§ **CHALLENGE**
Exactly reproduce the line containing "What's the underlying" and all later lines to the end of the entries, leaving the pictures out of your copy.

§ **INFORMATION PROVIDED**
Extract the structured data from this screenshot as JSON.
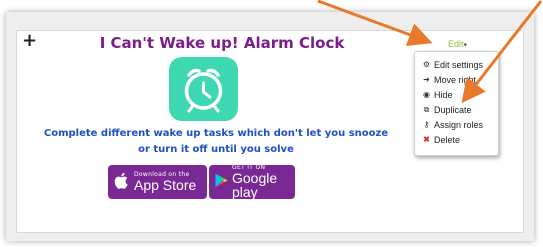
{
  "block": {
    "title": "I Can't Wake up! Alarm Clock",
    "description": "Complete different wake up tasks which don't let you snooze or turn it off until you solve"
  },
  "badges": {
    "app_store_small": "Download on the",
    "app_store_big": "App Store",
    "google_small": "GET IT ON",
    "google_big": "Google play"
  },
  "edit_menu": {
    "trigger_label": "Edit",
    "items": [
      {
        "label": "Edit settings",
        "icon": "gear-icon"
      },
      {
        "label": "Move right",
        "icon": "arrow-right-icon"
      },
      {
        "label": "Hide",
        "icon": "eye-icon"
      },
      {
        "label": "Duplicate",
        "icon": "duplicate-icon"
      },
      {
        "label": "Assign roles",
        "icon": "key-icon"
      },
      {
        "label": "Delete",
        "icon": "delete-icon"
      }
    ]
  },
  "colors": {
    "title": "#7b1d8a",
    "description": "#1f4fc8",
    "badge_bg": "#7a2894",
    "app_icon_bg": "#3ed9b2",
    "annotation_arrow": "#e8792a",
    "edit_link": "#8fbf3c",
    "delete_icon": "#d43a2a"
  }
}
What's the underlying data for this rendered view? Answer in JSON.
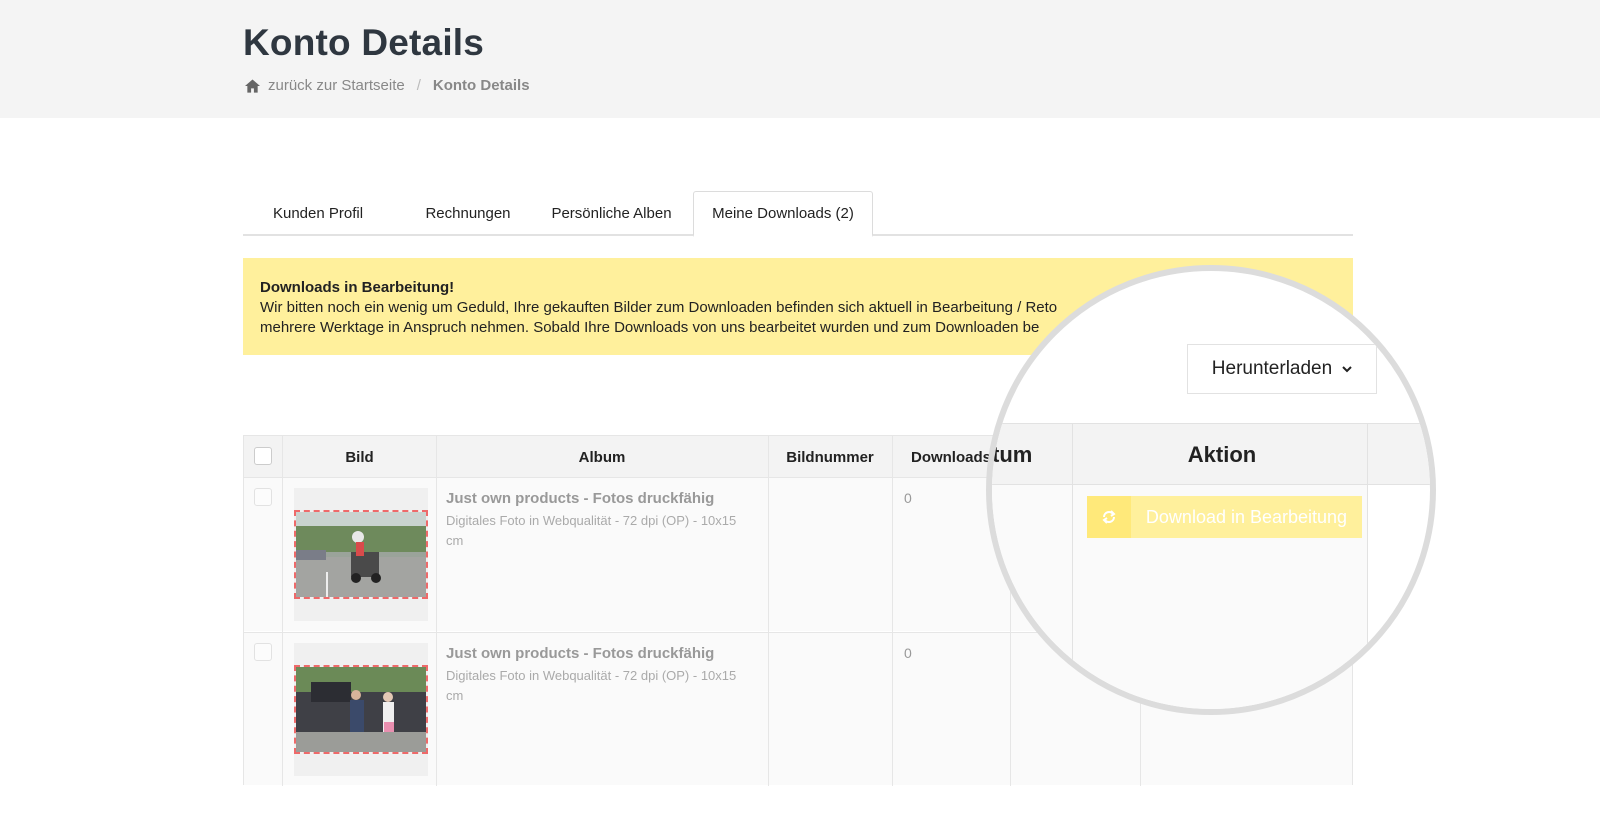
{
  "header": {
    "title": "Konto Details",
    "breadcrumb": {
      "home_label": "zurück zur Startseite",
      "separator": "/",
      "current": "Konto Details"
    }
  },
  "tabs": [
    {
      "label": "Kunden Profil"
    },
    {
      "label": "Rechnungen"
    },
    {
      "label": "Persönliche Alben"
    },
    {
      "label": "Meine Downloads (2)",
      "active": true
    }
  ],
  "alert": {
    "title": "Downloads in Bearbeitung!",
    "line1": "Wir bitten noch ein wenig um Geduld, Ihre gekauften Bilder zum Downloaden befinden sich aktuell in Bearbeitung / Reto",
    "line2": "mehrere Werktage in Anspruch nehmen. Sobald Ihre Downloads von uns bearbeitet wurden und zum Downloaden be"
  },
  "table": {
    "columns": [
      "Bild",
      "Album",
      "Bildnummer",
      "Downloads"
    ],
    "rows": [
      {
        "album_title": "Just own products - Fotos druckfähig",
        "album_sub": "Digitales Foto in Webqualität - 72 dpi (OP) - 10x15 cm",
        "bildnummer": "",
        "downloads": "0"
      },
      {
        "album_title": "Just own products - Fotos druckfähig",
        "album_sub": "Digitales Foto in Webqualität - 72 dpi (OP) - 10x15 cm",
        "bildnummer": "",
        "downloads": "0"
      }
    ]
  },
  "magnifier": {
    "dropdown_label": "Herunterladen",
    "col_datum": "tum",
    "col_aktion": "Aktion",
    "button_label": "Download in Bearbeitung"
  },
  "colors": {
    "alert_bg": "#fff09c",
    "header_bg": "#f4f4f4",
    "title": "#2f3740"
  }
}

§ **SOLUTION FOR THIS PROBLEM**
What's the underlying data for this rendered view? Answer in JSON.
{
  "header": {
    "title": "Konto Details",
    "breadcrumb": {
      "home_label": "zurück zur Startseite",
      "separator": "/",
      "current": "Konto Details"
    }
  },
  "tabs": [
    {
      "label": "Kunden Profil"
    },
    {
      "label": "Rechnungen"
    },
    {
      "label": "Persönliche Alben"
    },
    {
      "label": "Meine Downloads (2)",
      "active": true
    }
  ],
  "alert": {
    "title": "Downloads in Bearbeitung!",
    "line1": "Wir bitten noch ein wenig um Geduld, Ihre gekauften Bilder zum Downloaden befinden sich aktuell in Bearbeitung / Reto",
    "line2": "mehrere Werktage in Anspruch nehmen. Sobald Ihre Downloads von uns bearbeitet wurden und zum Downloaden be"
  },
  "table": {
    "columns": [
      "Bild",
      "Album",
      "Bildnummer",
      "Downloads"
    ],
    "rows": [
      {
        "album_title": "Just own products - Fotos druckfähig",
        "album_sub": "Digitales Foto in Webqualität - 72 dpi (OP) - 10x15 cm",
        "bildnummer": "",
        "downloads": "0"
      },
      {
        "album_title": "Just own products - Fotos druckfähig",
        "album_sub": "Digitales Foto in Webqualität - 72 dpi (OP) - 10x15 cm",
        "bildnummer": "",
        "downloads": "0"
      }
    ]
  },
  "magnifier": {
    "dropdown_label": "Herunterladen",
    "col_datum": "tum",
    "col_aktion": "Aktion",
    "button_label": "Download in Bearbeitung"
  },
  "colors": {
    "alert_bg": "#fff09c",
    "header_bg": "#f4f4f4",
    "title": "#2f3740"
  }
}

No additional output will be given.